Recorded data
______

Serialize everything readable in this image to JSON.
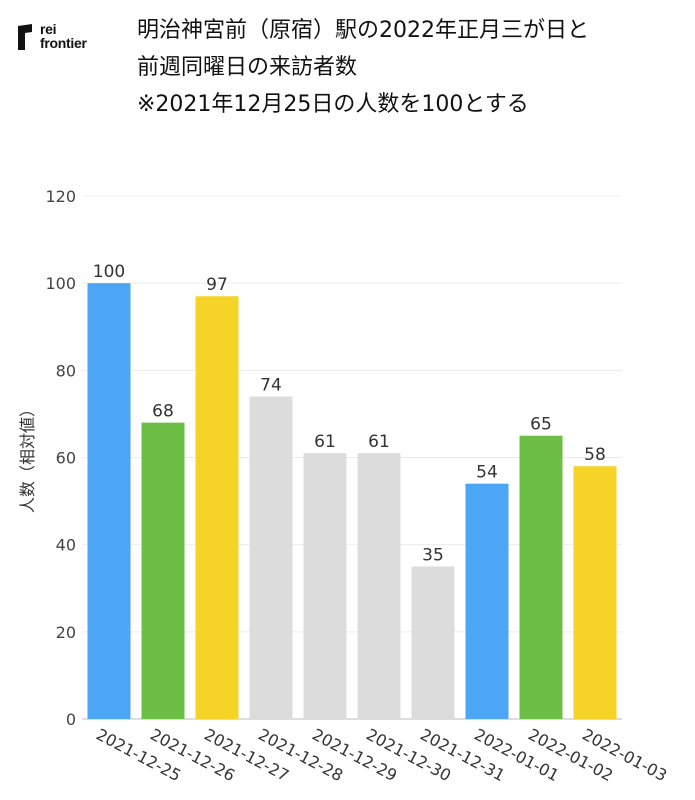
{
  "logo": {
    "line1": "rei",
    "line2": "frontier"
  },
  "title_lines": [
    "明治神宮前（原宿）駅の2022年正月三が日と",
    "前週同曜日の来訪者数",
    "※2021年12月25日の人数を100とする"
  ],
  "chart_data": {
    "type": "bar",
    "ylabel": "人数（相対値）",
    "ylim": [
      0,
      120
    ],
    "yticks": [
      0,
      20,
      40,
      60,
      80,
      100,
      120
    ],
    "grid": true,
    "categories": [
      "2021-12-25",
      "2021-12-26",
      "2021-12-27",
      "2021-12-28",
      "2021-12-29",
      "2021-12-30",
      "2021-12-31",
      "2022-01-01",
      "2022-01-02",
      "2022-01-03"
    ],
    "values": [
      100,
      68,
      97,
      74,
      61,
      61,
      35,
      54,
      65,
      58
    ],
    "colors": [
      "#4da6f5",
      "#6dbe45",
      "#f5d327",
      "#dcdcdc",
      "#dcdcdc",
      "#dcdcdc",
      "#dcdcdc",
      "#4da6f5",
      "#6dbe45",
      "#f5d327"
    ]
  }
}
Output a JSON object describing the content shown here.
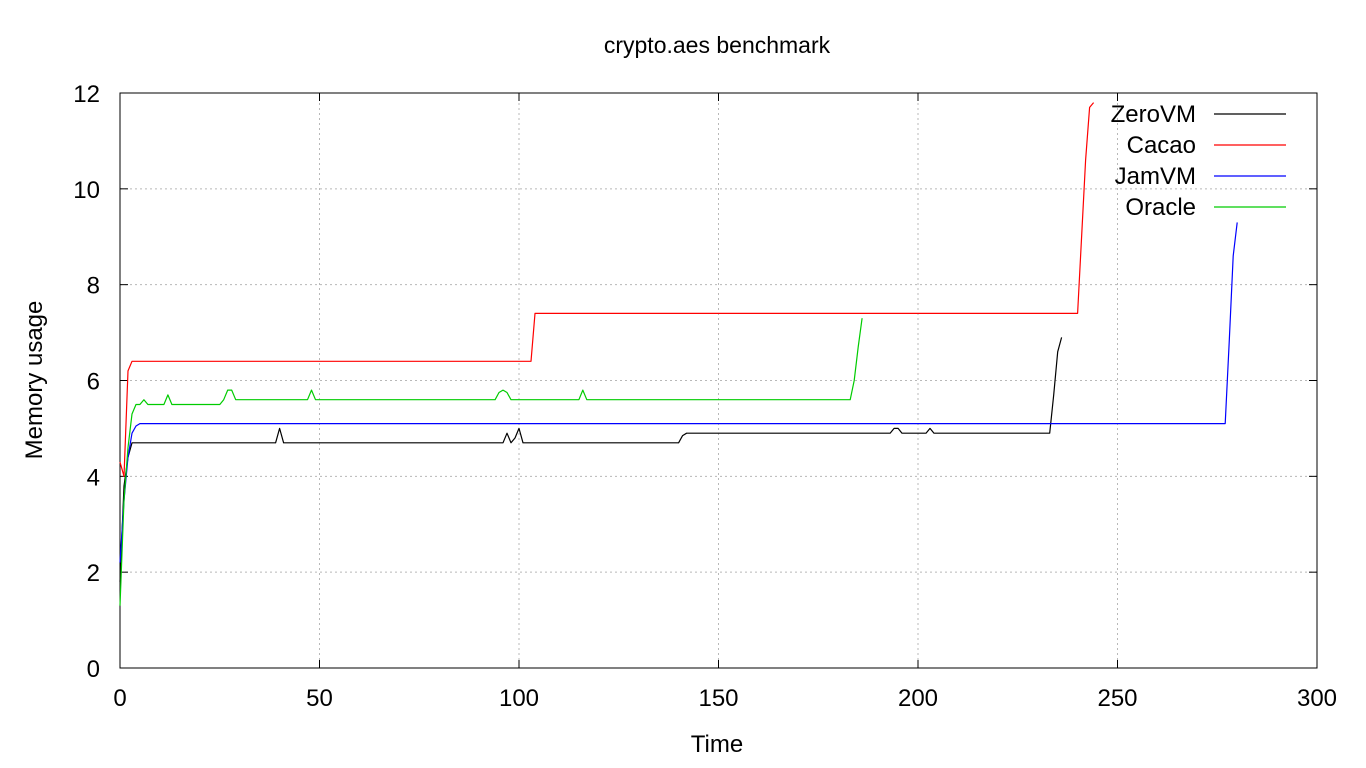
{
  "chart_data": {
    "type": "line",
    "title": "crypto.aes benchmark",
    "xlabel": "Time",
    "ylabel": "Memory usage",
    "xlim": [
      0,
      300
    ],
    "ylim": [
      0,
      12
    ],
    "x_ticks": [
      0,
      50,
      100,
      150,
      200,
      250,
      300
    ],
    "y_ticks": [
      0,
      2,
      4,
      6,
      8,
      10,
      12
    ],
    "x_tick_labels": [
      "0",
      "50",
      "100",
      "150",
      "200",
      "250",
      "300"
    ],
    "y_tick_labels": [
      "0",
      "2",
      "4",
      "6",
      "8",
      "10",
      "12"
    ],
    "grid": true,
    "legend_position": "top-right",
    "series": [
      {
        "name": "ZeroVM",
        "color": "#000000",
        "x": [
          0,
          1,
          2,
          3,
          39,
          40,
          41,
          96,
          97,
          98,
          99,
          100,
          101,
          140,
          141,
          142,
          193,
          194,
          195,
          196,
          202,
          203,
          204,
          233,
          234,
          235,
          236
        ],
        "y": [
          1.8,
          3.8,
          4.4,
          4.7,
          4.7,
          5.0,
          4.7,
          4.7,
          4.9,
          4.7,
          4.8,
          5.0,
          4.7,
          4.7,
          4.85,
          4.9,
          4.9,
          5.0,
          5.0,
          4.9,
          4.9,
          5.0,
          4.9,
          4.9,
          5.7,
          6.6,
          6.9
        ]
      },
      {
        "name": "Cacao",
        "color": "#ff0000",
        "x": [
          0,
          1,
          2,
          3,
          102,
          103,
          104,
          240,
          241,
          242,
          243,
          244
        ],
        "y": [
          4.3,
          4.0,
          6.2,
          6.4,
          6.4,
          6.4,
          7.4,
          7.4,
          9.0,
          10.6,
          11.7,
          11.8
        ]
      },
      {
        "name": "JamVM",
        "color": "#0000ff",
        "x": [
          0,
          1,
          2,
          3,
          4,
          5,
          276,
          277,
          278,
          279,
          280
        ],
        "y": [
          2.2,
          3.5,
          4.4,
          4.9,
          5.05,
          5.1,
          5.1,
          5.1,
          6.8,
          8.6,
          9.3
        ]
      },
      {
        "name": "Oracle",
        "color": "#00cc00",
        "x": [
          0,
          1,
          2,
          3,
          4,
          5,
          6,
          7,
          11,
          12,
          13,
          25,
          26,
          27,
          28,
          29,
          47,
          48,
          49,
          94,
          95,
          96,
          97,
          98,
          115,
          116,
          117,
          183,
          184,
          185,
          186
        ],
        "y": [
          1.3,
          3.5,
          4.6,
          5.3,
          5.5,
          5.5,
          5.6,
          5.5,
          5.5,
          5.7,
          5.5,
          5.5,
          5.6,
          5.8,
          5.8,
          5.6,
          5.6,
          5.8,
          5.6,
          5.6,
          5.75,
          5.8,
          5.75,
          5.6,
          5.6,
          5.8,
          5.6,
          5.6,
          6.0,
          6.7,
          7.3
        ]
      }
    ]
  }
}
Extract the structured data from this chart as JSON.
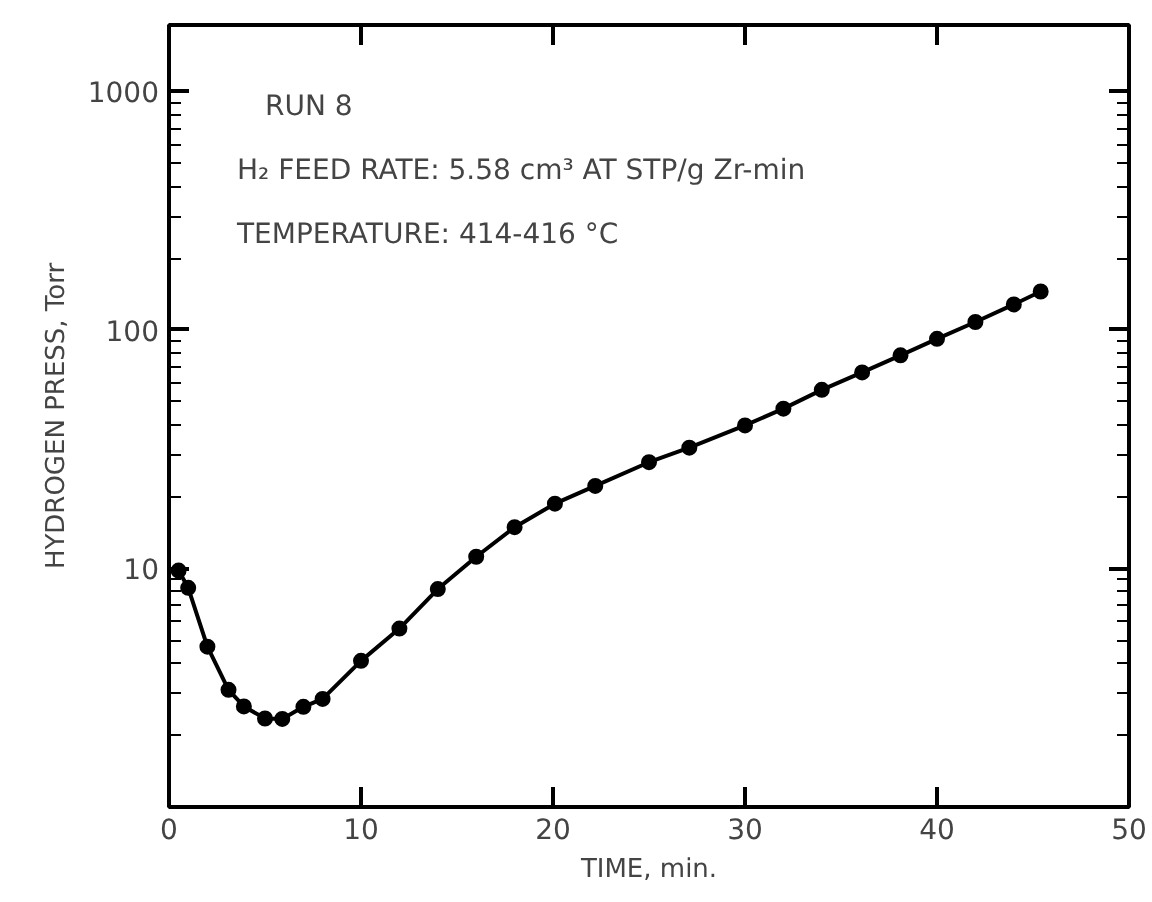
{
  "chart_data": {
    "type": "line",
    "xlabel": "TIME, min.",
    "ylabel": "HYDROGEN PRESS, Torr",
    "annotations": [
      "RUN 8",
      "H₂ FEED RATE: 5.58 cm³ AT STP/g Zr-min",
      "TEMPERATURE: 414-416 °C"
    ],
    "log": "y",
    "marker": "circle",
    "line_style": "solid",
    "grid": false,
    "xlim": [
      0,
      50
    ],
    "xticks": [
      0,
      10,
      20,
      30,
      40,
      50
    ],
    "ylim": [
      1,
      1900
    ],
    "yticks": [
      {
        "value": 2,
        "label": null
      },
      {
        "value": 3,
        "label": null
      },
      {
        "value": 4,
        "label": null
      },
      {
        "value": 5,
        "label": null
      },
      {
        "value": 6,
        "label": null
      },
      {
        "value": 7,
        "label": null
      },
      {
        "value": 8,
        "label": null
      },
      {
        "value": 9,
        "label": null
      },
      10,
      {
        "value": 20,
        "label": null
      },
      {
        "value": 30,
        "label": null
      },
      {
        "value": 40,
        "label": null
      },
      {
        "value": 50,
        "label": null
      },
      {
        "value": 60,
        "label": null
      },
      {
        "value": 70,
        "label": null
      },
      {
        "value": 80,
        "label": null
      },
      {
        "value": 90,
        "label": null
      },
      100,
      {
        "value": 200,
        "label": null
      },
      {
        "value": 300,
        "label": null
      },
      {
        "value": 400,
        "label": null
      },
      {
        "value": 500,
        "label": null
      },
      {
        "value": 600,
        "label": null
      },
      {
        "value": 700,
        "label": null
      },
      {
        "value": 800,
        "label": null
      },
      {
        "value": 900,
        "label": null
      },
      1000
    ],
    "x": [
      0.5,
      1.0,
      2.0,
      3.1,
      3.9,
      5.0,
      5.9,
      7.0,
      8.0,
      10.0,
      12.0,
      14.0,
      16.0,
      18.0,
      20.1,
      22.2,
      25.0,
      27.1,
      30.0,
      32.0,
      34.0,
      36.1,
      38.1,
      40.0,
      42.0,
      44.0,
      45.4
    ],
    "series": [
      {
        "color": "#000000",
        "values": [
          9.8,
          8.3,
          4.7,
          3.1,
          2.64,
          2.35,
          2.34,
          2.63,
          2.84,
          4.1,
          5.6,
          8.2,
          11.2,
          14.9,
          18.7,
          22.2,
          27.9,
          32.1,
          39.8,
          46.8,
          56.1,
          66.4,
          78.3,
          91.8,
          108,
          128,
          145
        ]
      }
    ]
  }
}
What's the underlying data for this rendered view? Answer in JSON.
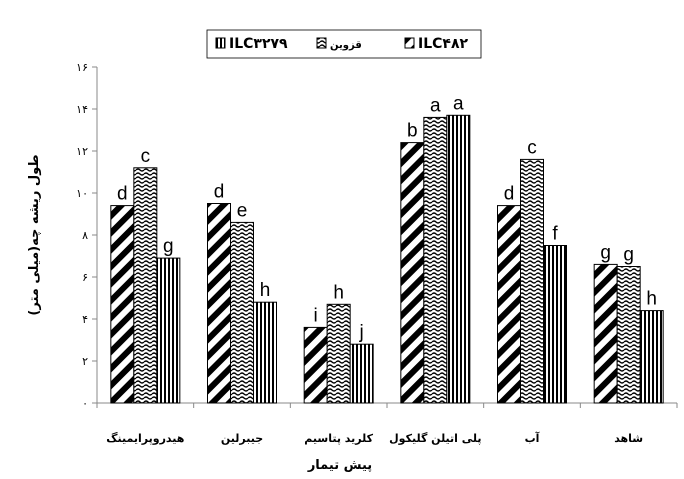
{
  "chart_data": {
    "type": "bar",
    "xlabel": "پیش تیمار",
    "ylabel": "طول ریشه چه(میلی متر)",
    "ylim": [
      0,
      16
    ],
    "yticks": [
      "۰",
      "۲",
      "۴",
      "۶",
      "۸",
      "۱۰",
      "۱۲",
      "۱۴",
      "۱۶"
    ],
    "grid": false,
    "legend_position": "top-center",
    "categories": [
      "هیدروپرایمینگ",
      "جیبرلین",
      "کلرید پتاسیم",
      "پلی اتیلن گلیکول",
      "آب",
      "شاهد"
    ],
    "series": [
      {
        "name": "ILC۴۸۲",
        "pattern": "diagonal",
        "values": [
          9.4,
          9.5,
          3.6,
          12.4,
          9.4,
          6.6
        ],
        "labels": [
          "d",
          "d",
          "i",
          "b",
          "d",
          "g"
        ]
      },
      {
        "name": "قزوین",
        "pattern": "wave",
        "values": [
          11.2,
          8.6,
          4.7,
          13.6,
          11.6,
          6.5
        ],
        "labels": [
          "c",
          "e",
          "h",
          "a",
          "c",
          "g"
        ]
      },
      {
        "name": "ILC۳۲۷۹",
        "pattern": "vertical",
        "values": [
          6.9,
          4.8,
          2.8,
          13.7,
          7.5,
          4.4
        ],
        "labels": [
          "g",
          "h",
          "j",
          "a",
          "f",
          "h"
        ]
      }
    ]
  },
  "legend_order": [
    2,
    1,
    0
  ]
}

______

#### Written instruction
Please write out the material from the line containing "What's the underlying" to its final line, both inclusive, exactly as it appears; pictures are not part of the copy.

#### The solution
What's the underlying data for this rendered view? Answer in JSON.
{
  "chart_data": {
    "type": "bar",
    "xlabel": "پیش تیمار",
    "ylabel": "طول ریشه چه(میلی متر)",
    "ylim": [
      0,
      16
    ],
    "yticks": [
      "۰",
      "۲",
      "۴",
      "۶",
      "۸",
      "۱۰",
      "۱۲",
      "۱۴",
      "۱۶"
    ],
    "grid": false,
    "legend_position": "top-center",
    "categories": [
      "هیدروپرایمینگ",
      "جیبرلین",
      "کلرید پتاسیم",
      "پلی اتیلن گلیکول",
      "آب",
      "شاهد"
    ],
    "series": [
      {
        "name": "ILC۴۸۲",
        "pattern": "diagonal",
        "values": [
          9.4,
          9.5,
          3.6,
          12.4,
          9.4,
          6.6
        ],
        "labels": [
          "d",
          "d",
          "i",
          "b",
          "d",
          "g"
        ]
      },
      {
        "name": "قزوین",
        "pattern": "wave",
        "values": [
          11.2,
          8.6,
          4.7,
          13.6,
          11.6,
          6.5
        ],
        "labels": [
          "c",
          "e",
          "h",
          "a",
          "c",
          "g"
        ]
      },
      {
        "name": "ILC۳۲۷۹",
        "pattern": "vertical",
        "values": [
          6.9,
          4.8,
          2.8,
          13.7,
          7.5,
          4.4
        ],
        "labels": [
          "g",
          "h",
          "j",
          "a",
          "f",
          "h"
        ]
      }
    ]
  },
  "legend_order": [
    2,
    1,
    0
  ]
}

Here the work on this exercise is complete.